SUPPLIED ENTRIES:
——
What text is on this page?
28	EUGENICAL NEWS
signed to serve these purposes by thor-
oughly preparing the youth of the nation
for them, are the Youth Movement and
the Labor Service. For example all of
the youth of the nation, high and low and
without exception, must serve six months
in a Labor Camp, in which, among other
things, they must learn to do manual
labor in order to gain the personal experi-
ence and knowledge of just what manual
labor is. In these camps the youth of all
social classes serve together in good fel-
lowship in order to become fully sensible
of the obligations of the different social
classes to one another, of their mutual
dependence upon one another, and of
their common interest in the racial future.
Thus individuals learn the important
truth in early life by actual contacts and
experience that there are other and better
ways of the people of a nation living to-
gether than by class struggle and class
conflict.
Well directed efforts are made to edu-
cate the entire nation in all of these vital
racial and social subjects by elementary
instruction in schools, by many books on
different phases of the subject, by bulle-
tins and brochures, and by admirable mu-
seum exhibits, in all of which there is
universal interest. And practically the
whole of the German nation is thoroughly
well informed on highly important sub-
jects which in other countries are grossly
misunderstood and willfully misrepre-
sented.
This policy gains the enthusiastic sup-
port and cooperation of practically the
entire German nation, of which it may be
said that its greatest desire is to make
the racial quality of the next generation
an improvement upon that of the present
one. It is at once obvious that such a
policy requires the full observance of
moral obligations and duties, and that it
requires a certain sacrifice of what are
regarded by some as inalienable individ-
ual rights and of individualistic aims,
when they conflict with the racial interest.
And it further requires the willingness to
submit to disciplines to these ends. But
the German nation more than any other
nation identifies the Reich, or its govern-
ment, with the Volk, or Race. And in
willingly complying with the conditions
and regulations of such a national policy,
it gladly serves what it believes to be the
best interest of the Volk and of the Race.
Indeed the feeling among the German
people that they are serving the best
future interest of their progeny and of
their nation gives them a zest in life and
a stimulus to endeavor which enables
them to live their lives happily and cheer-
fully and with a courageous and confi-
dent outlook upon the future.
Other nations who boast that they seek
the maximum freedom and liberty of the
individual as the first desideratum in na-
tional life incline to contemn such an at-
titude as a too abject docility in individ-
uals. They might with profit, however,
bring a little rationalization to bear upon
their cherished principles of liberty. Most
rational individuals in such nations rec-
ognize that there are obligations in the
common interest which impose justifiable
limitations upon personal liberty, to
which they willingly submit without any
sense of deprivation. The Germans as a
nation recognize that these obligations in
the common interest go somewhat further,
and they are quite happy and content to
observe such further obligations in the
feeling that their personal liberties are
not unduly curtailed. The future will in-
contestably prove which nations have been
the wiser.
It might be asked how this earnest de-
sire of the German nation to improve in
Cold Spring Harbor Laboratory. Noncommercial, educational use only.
——
Tally the lines above that contain the word "them", and reply with only the number.

3